<<<<

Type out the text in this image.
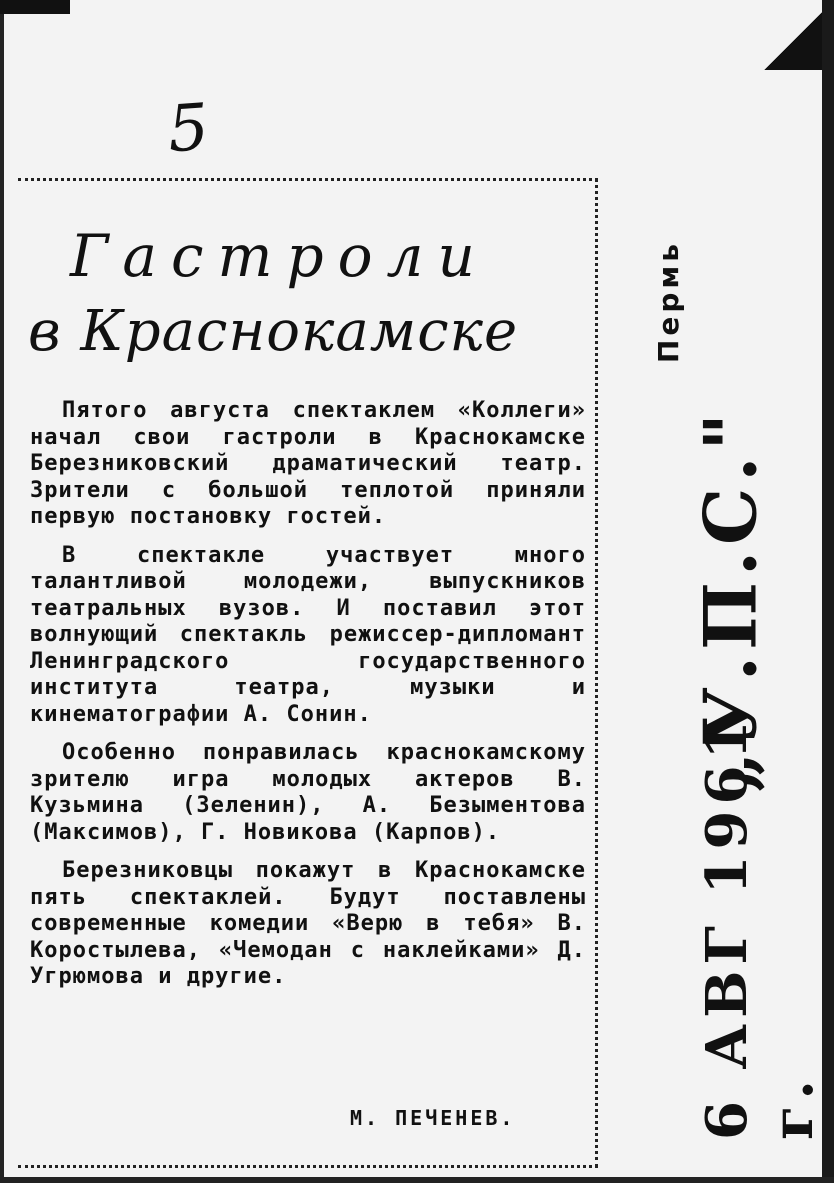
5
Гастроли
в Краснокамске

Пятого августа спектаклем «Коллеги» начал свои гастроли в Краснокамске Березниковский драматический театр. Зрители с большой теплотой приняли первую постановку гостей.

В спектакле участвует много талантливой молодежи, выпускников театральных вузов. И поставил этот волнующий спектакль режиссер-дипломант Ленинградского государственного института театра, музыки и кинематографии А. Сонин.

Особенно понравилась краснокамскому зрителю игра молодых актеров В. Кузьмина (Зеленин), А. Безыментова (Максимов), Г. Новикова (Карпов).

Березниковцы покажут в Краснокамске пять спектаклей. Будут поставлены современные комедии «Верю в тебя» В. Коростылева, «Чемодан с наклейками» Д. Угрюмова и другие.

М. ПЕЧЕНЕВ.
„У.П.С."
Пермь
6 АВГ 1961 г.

>>>>

• [What to do]: Go through the entries above and output them exactly, without pictures.

• [Solution for this exercise]:
Type out the text in this image.
5
Гастроли
в Краснокамске

Пятого августа спектаклем «Коллеги» начал свои гастроли в Краснокамске Березниковский драматический театр. Зрители с большой теплотой приняли первую постановку гостей.

В спектакле участвует много талантливой молодежи, выпускников театральных вузов. И поставил этот волнующий спектакль режиссер-дипломант Ленинградского государственного института театра, музыки и кинематографии А. Сонин.

Особенно понравилась краснокамскому зрителю игра молодых актеров В. Кузьмина (Зеленин), А. Безыментова (Максимов), Г. Новикова (Карпов).

Березниковцы покажут в Краснокамске пять спектаклей. Будут поставлены современные комедии «Верю в тебя» В. Коростылева, «Чемодан с наклейками» Д. Угрюмова и другие.

М. ПЕЧЕНЕВ.
„У.П.С."
Пермь
6 АВГ 1961 г.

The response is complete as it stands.